● INSTRUCTIONS TO FOLLOW
Which lines include the word "operation"? Copy each of them.

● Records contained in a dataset
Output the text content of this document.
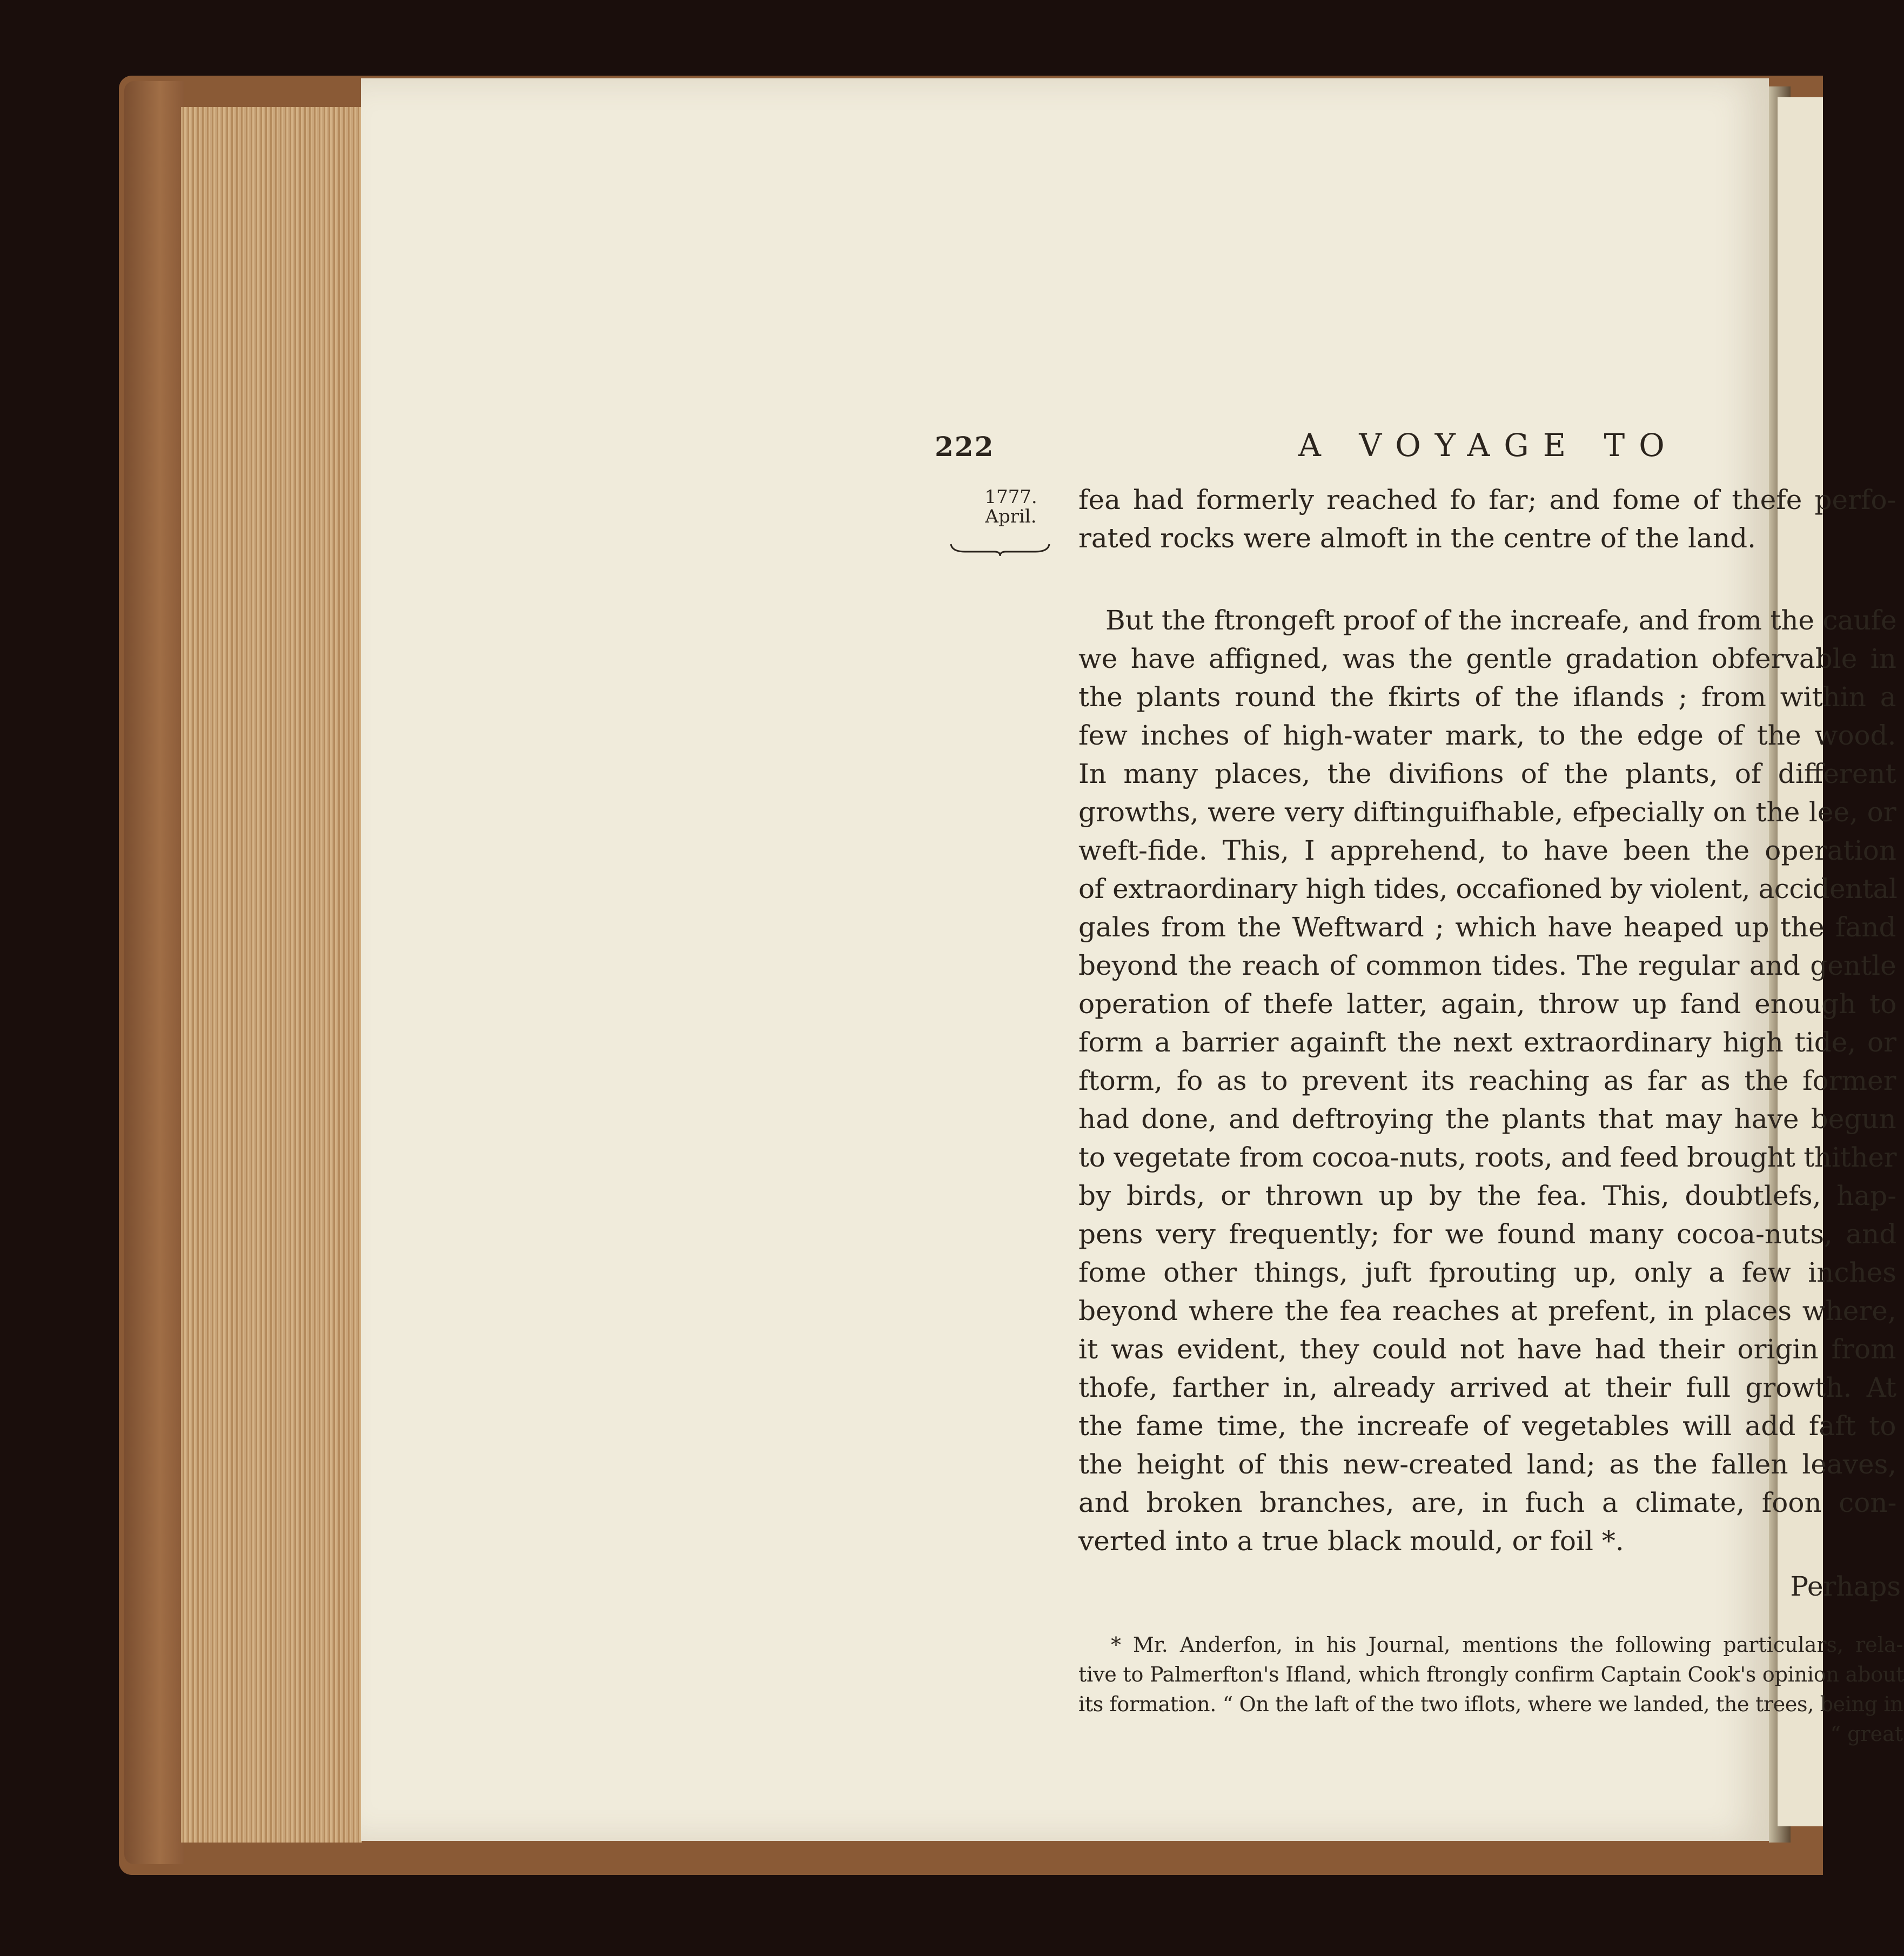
222	A VOYAGE TO
1777.
April.
fea had formerly reached fo far; and fome of thefe perfo-
rated rocks were almoft in the centre of the land.
But the ftrongeft proof of the increafe, and from the caufe
we have affigned, was the gentle gradation obfervable in
the plants round the fkirts of the iflands ; from within a
few inches of high-water mark, to the edge of the wood.
In many places, the divifions of the plants, of different
growths, were very diftinguifhable, efpecially on the lee, or
weft-fide. This, I apprehend, to have been the operation
of extraordinary high tides, occafioned by violent, accidental
gales from the Weftward ; which have heaped up the fand
beyond the reach of common tides. The regular and gentle
operation of thefe latter, again, throw up fand enough to
form a barrier againft the next extraordinary high tide, or
ftorm, fo as to prevent its reaching as far as the former
had done, and deftroying the plants that may have begun
to vegetate from cocoa-nuts, roots, and feed brought thither
by birds, or thrown up by the fea. This, doubtlefs, hap-
pens very frequently; for we found many cocoa-nuts, and
fome other things, juft fprouting up, only a few inches
beyond where the fea reaches at prefent, in places where,
it was evident, they could not have had their origin from
thofe, farther in, already arrived at their full growth. At
the fame time, the increafe of vegetables will add faft to
the height of this new-created land; as the fallen leaves,
and broken branches, are, in fuch a climate, foon con-
verted into a true black mould, or foil *.
Perhaps
* Mr. Anderfon, in his Journal, mentions the following particulars, rela-
tive to Palmerfton's Ifland, which ftrongly confirm Captain Cook's opinion about
its formation. “ On the laft of the two iflots, where we landed, the trees, being in
“ great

● CORRECT ANSWER
weft-fide. This, I apprehend, to have been the operation
operation of thefe latter, again, throw up fand enough to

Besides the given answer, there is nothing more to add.